** Written task 1 **
In the notes on trusted computing bases, what is the security goal in the SSH example?

╭─ Text

Trusted vs trustworthy

  • A trusted component is a part of the system that we rely on to operate correctly
  • If a trusted component misbehaves, our security goals are violated
  • A trustworthy component is a part of the system that we'd be justified in trusting
  • root is trusted in Unix, and hopefully the people with access to this account are trustworthy

What is a TCB?

  • It's the portion of the system that must operate correctly in order for the security goals of the system to be assured
  • But we don't rely on anything outside our TCB. Our system's security goals aren't affected if anything outside our TCB is compromised.

Example: SSH

  • Security goal: only authorized users can log into my server using SSH
  • TCB includes SSH daemon. If it didn't, and the SSH daemon was compromised, then anyone could log into my server over SSH, violating the security goal
  • Includes OS too. And CPU, as CPU needs to execute the SSH daemon's instructions correctly
  • A web browser on the server should not be in the TCB!

Example: Firewall

  • Security goal: only authorized external connections are allowed into our internal network
  • Q: what do we need to do to enforce this security goal?

╰─
╭─ Supplied records

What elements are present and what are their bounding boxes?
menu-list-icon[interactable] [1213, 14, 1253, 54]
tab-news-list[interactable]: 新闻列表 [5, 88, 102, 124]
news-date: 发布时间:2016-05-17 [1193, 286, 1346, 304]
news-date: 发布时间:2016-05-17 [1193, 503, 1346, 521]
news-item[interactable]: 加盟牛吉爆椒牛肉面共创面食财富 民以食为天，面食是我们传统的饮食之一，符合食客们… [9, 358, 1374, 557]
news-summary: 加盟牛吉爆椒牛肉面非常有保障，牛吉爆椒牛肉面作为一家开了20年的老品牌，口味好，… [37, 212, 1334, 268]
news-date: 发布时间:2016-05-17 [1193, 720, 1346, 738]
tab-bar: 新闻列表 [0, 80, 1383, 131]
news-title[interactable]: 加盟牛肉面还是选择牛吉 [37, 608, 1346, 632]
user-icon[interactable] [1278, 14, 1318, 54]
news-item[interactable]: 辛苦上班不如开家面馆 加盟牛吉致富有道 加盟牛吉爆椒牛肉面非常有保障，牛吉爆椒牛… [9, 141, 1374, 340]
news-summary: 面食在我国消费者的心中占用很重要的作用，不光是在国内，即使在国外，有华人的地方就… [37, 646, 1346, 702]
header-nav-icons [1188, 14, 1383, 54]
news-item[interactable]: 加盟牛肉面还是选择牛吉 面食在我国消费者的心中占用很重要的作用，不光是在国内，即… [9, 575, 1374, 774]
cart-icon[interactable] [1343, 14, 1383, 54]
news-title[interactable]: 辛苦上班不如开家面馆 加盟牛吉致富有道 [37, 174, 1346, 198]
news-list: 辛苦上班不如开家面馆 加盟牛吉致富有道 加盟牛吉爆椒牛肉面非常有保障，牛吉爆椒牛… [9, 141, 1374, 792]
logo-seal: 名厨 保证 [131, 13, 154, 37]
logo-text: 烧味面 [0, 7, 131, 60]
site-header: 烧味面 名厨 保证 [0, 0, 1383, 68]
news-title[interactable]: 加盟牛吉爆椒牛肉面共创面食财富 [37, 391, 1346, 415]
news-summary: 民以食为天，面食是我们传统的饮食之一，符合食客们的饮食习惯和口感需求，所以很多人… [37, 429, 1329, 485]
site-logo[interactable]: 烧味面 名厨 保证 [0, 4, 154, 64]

╰─

** Written task 2 **
Arrange the entries as a Markdown table with columns Row and Line, leaving out blank lines. Begin at the first line of the entries and stop after the line that contains "358, 1374, 557]".

** Complete response 1 **
Only authorized users can log into the server using SSH.

** Complete response 2 **
| Row | Line |
|---|---|
| 1 | What elements are present and what are their bounding boxes? |
| 2 | menu-list-icon[interactable] [1213, 14, 1253, 54] |
| 3 | tab-news-list[interactable]: 新闻列表 [5, 88, 102, 124] |
| 4 | news-date: 发布时间:2016-05-17 [1193, 286, 1346, 304] |
| 5 | news-date: 发布时间:2016-05-17 [1193, 503, 1346, 521] |
| 6 | news-item[interactable]: 加盟牛吉爆椒牛肉面共创面食财富 民以食为天，面食是我们传统的饮食之一，符合食客们… [9, 358, 1374, 557] |